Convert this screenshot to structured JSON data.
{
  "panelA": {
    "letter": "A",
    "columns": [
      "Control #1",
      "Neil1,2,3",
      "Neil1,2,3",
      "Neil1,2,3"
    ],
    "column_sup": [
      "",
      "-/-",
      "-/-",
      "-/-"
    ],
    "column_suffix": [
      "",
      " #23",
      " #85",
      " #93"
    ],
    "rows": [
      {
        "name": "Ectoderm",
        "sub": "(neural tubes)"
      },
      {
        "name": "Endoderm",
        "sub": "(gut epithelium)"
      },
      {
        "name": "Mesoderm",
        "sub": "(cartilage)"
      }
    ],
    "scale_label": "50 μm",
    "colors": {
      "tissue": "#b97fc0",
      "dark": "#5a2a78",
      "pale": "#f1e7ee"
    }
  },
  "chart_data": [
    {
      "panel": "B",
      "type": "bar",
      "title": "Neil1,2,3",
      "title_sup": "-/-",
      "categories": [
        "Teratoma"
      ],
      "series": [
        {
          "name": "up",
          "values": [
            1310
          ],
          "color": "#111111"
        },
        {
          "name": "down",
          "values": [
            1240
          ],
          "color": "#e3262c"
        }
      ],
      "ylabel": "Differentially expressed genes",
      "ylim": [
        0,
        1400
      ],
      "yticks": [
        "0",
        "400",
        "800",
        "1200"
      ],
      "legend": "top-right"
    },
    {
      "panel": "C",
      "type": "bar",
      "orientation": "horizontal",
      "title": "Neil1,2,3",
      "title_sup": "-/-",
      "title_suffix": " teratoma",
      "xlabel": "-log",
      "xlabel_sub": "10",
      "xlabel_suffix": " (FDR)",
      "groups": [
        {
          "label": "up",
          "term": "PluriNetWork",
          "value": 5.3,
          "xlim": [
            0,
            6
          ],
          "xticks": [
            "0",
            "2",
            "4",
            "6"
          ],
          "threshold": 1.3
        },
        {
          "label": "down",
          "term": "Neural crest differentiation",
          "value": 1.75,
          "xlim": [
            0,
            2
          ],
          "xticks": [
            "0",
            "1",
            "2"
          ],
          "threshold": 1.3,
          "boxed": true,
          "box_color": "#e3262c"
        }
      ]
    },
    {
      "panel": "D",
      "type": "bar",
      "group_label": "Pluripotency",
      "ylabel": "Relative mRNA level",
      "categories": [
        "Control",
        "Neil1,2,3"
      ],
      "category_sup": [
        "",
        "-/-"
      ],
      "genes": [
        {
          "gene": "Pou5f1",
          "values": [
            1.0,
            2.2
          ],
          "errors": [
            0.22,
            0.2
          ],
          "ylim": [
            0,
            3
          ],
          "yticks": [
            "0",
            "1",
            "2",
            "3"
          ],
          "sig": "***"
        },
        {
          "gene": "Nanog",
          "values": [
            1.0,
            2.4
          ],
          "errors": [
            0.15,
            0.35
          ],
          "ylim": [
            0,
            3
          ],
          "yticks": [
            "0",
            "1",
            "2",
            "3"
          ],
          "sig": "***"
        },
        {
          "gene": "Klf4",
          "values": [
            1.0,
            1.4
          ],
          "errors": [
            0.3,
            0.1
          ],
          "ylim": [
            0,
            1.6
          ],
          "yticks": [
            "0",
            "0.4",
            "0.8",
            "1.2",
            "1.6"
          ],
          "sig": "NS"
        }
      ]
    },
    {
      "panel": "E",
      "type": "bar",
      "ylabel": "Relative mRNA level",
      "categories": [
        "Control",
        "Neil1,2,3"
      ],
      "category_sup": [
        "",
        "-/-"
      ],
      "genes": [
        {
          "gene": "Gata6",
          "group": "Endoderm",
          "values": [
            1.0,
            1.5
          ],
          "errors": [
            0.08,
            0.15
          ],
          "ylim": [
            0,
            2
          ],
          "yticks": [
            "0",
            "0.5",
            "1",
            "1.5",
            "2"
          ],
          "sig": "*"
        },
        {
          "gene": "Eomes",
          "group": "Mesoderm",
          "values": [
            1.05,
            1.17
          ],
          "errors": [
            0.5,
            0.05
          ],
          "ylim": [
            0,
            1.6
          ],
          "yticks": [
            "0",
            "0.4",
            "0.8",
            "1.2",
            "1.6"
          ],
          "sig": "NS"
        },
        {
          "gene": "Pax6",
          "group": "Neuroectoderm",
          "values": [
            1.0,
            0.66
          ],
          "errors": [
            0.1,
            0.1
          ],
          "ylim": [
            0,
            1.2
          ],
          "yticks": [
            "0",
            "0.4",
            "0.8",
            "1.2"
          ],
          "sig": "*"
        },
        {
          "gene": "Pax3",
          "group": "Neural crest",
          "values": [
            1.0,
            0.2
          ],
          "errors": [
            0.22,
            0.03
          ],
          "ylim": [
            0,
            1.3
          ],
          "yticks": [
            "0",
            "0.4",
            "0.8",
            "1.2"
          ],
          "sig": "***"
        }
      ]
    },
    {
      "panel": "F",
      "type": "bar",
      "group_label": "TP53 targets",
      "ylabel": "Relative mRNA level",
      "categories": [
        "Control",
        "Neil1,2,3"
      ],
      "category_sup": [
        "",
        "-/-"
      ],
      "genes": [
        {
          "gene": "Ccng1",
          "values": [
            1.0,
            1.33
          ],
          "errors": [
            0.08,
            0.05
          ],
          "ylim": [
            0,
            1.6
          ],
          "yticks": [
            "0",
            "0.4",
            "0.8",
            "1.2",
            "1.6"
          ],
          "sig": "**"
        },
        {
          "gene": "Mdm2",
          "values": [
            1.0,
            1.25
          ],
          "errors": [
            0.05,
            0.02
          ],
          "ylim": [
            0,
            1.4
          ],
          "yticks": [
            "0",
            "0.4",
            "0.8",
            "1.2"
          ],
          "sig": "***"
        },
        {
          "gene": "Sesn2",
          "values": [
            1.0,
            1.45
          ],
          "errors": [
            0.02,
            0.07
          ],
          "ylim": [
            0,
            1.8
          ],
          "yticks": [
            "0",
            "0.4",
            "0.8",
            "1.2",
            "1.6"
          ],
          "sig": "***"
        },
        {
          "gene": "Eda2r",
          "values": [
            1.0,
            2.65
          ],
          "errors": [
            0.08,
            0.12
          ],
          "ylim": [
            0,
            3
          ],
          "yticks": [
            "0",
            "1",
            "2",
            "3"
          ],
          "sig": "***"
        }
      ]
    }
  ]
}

### Task prompt:
Repeat the entries exactly as they appear.

### Reply:
Convert this screenshot to structured JSON data.
{
  "panelA": {
    "letter": "A",
    "columns": [
      "Control #1",
      "Neil1,2,3",
      "Neil1,2,3",
      "Neil1,2,3"
    ],
    "column_sup": [
      "",
      "-/-",
      "-/-",
      "-/-"
    ],
    "column_suffix": [
      "",
      " #23",
      " #85",
      " #93"
    ],
    "rows": [
      {
        "name": "Ectoderm",
        "sub": "(neural tubes)"
      },
      {
        "name": "Endoderm",
        "sub": "(gut epithelium)"
      },
      {
        "name": "Mesoderm",
        "sub": "(cartilage)"
      }
    ],
    "scale_label": "50 μm",
    "colors": {
      "tissue": "#b97fc0",
      "dark": "#5a2a78",
      "pale": "#f1e7ee"
    }
  },
  "chart_data": [
    {
      "panel": "B",
      "type": "bar",
      "title": "Neil1,2,3",
      "title_sup": "-/-",
      "categories": [
        "Teratoma"
      ],
      "series": [
        {
          "name": "up",
          "values": [
            1310
          ],
          "color": "#111111"
        },
        {
          "name": "down",
          "values": [
            1240
          ],
          "color": "#e3262c"
        }
      ],
      "ylabel": "Differentially expressed genes",
      "ylim": [
        0,
        1400
      ],
      "yticks": [
        "0",
        "400",
        "800",
        "1200"
      ],
      "legend": "top-right"
    },
    {
      "panel": "C",
      "type": "bar",
      "orientation": "horizontal",
      "title": "Neil1,2,3",
      "title_sup": "-/-",
      "title_suffix": " teratoma",
      "xlabel": "-log",
      "xlabel_sub": "10",
      "xlabel_suffix": " (FDR)",
      "groups": [
        {
          "label": "up",
          "term": "PluriNetWork",
          "value": 5.3,
          "xlim": [
            0,
            6
          ],
          "xticks": [
            "0",
            "2",
            "4",
            "6"
          ],
          "threshold": 1.3
        },
        {
          "label": "down",
          "term": "Neural crest differentiation",
          "value": 1.75,
          "xlim": [
            0,
            2
          ],
          "xticks": [
            "0",
            "1",
            "2"
          ],
          "threshold": 1.3,
          "boxed": true,
          "box_color": "#e3262c"
        }
      ]
    },
    {
      "panel": "D",
      "type": "bar",
      "group_label": "Pluripotency",
      "ylabel": "Relative mRNA level",
      "categories": [
        "Control",
        "Neil1,2,3"
      ],
      "category_sup": [
        "",
        "-/-"
      ],
      "genes": [
        {
          "gene": "Pou5f1",
          "values": [
            1.0,
            2.2
          ],
          "errors": [
            0.22,
            0.2
          ],
          "ylim": [
            0,
            3
          ],
          "yticks": [
            "0",
            "1",
            "2",
            "3"
          ],
          "sig": "***"
        },
        {
          "gene": "Nanog",
          "values": [
            1.0,
            2.4
          ],
          "errors": [
            0.15,
            0.35
          ],
          "ylim": [
            0,
            3
          ],
          "yticks": [
            "0",
            "1",
            "2",
            "3"
          ],
          "sig": "***"
        },
        {
          "gene": "Klf4",
          "values": [
            1.0,
            1.4
          ],
          "errors": [
            0.3,
            0.1
          ],
          "ylim": [
            0,
            1.6
          ],
          "yticks": [
            "0",
            "0.4",
            "0.8",
            "1.2",
            "1.6"
          ],
          "sig": "NS"
        }
      ]
    },
    {
      "panel": "E",
      "type": "bar",
      "ylabel": "Relative mRNA level",
      "categories": [
        "Control",
        "Neil1,2,3"
      ],
      "category_sup": [
        "",
        "-/-"
      ],
      "genes": [
        {
          "gene": "Gata6",
          "group": "Endoderm",
          "values": [
            1.0,
            1.5
          ],
          "errors": [
            0.08,
            0.15
          ],
          "ylim": [
            0,
            2
          ],
          "yticks": [
            "0",
            "0.5",
            "1",
            "1.5",
            "2"
          ],
          "sig": "*"
        },
        {
          "gene": "Eomes",
          "group": "Mesoderm",
          "values": [
            1.05,
            1.17
          ],
          "errors": [
            0.5,
            0.05
          ],
          "ylim": [
            0,
            1.6
          ],
          "yticks": [
            "0",
            "0.4",
            "0.8",
            "1.2",
            "1.6"
          ],
          "sig": "NS"
        },
        {
          "gene": "Pax6",
          "group": "Neuroectoderm",
          "values": [
            1.0,
            0.66
          ],
          "errors": [
            0.1,
            0.1
          ],
          "ylim": [
            0,
            1.2
          ],
          "yticks": [
            "0",
            "0.4",
            "0.8",
            "1.2"
          ],
          "sig": "*"
        },
        {
          "gene": "Pax3",
          "group": "Neural crest",
          "values": [
            1.0,
            0.2
          ],
          "errors": [
            0.22,
            0.03
          ],
          "ylim": [
            0,
            1.3
          ],
          "yticks": [
            "0",
            "0.4",
            "0.8",
            "1.2"
          ],
          "sig": "***"
        }
      ]
    },
    {
      "panel": "F",
      "type": "bar",
      "group_label": "TP53 targets",
      "ylabel": "Relative mRNA level",
      "categories": [
        "Control",
        "Neil1,2,3"
      ],
      "category_sup": [
        "",
        "-/-"
      ],
      "genes": [
        {
          "gene": "Ccng1",
          "values": [
            1.0,
            1.33
          ],
          "errors": [
            0.08,
            0.05
          ],
          "ylim": [
            0,
            1.6
          ],
          "yticks": [
            "0",
            "0.4",
            "0.8",
            "1.2",
            "1.6"
          ],
          "sig": "**"
        },
        {
          "gene": "Mdm2",
          "values": [
            1.0,
            1.25
          ],
          "errors": [
            0.05,
            0.02
          ],
          "ylim": [
            0,
            1.4
          ],
          "yticks": [
            "0",
            "0.4",
            "0.8",
            "1.2"
          ],
          "sig": "***"
        },
        {
          "gene": "Sesn2",
          "values": [
            1.0,
            1.45
          ],
          "errors": [
            0.02,
            0.07
          ],
          "ylim": [
            0,
            1.8
          ],
          "yticks": [
            "0",
            "0.4",
            "0.8",
            "1.2",
            "1.6"
          ],
          "sig": "***"
        },
        {
          "gene": "Eda2r",
          "values": [
            1.0,
            2.65
          ],
          "errors": [
            0.08,
            0.12
          ],
          "ylim": [
            0,
            3
          ],
          "yticks": [
            "0",
            "1",
            "2",
            "3"
          ],
          "sig": "***"
        }
      ]
    }
  ]
}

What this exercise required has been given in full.